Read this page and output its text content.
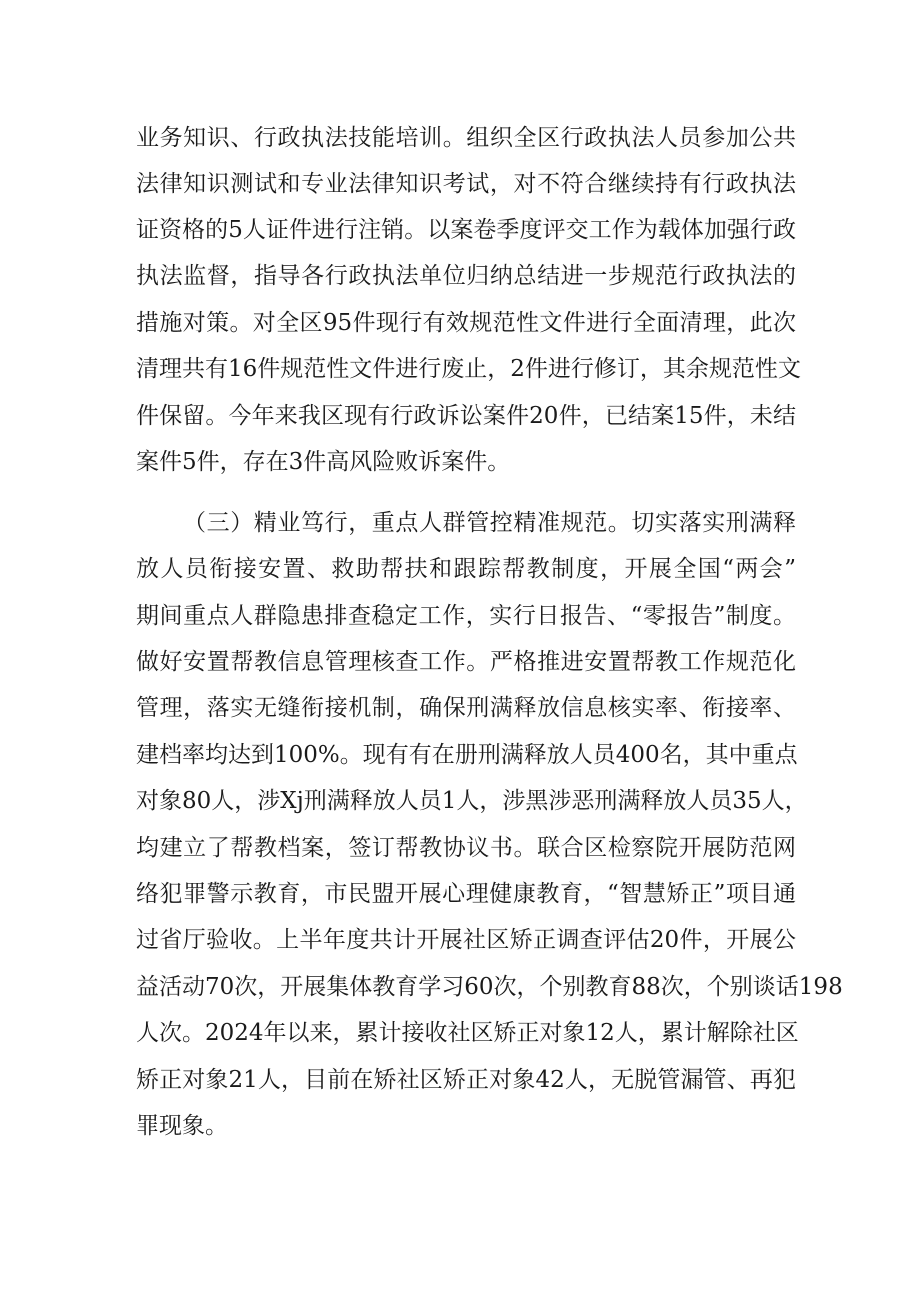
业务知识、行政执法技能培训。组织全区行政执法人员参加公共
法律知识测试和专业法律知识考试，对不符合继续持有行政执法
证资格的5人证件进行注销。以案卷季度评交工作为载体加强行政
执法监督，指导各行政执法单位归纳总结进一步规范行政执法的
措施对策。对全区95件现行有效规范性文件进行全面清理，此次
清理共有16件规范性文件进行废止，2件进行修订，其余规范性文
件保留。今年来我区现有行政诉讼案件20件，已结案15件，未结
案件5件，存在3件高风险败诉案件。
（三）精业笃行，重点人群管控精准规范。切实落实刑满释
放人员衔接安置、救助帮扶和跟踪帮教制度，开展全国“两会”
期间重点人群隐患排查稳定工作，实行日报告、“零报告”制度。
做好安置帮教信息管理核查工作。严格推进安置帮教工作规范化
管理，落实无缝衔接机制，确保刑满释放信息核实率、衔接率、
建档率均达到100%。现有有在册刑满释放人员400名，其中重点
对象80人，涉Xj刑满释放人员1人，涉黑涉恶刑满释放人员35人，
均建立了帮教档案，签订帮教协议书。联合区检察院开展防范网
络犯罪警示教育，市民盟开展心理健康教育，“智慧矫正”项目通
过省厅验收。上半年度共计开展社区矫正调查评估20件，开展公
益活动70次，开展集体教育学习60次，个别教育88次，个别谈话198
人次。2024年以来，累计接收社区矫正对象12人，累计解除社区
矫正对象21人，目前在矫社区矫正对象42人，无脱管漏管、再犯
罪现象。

○ ○ ○ ○

== Exercise aim ==
Return the records exactly. Don't carry the pictures over.

== The reply ==
Read this page and output its text content.
业务知识、行政执法技能培训。组织全区行政执法人员参加公共
法律知识测试和专业法律知识考试，对不符合继续持有行政执法
证资格的5人证件进行注销。以案卷季度评交工作为载体加强行政
执法监督，指导各行政执法单位归纳总结进一步规范行政执法的
措施对策。对全区95件现行有效规范性文件进行全面清理，此次
清理共有16件规范性文件进行废止，2件进行修订，其余规范性文
件保留。今年来我区现有行政诉讼案件20件，已结案15件，未结
案件5件，存在3件高风险败诉案件。
（三）精业笃行，重点人群管控精准规范。切实落实刑满释
放人员衔接安置、救助帮扶和跟踪帮教制度，开展全国“两会”
期间重点人群隐患排查稳定工作，实行日报告、“零报告”制度。
做好安置帮教信息管理核查工作。严格推进安置帮教工作规范化
管理，落实无缝衔接机制，确保刑满释放信息核实率、衔接率、
建档率均达到100%。现有有在册刑满释放人员400名，其中重点
对象80人，涉Xj刑满释放人员1人，涉黑涉恶刑满释放人员35人，
均建立了帮教档案，签订帮教协议书。联合区检察院开展防范网
络犯罪警示教育，市民盟开展心理健康教育，“智慧矫正”项目通
过省厅验收。上半年度共计开展社区矫正调查评估20件，开展公
益活动70次，开展集体教育学习60次，个别教育88次，个别谈话198
人次。2024年以来，累计接收社区矫正对象12人，累计解除社区
矫正对象21人，目前在矫社区矫正对象42人，无脱管漏管、再犯
罪现象。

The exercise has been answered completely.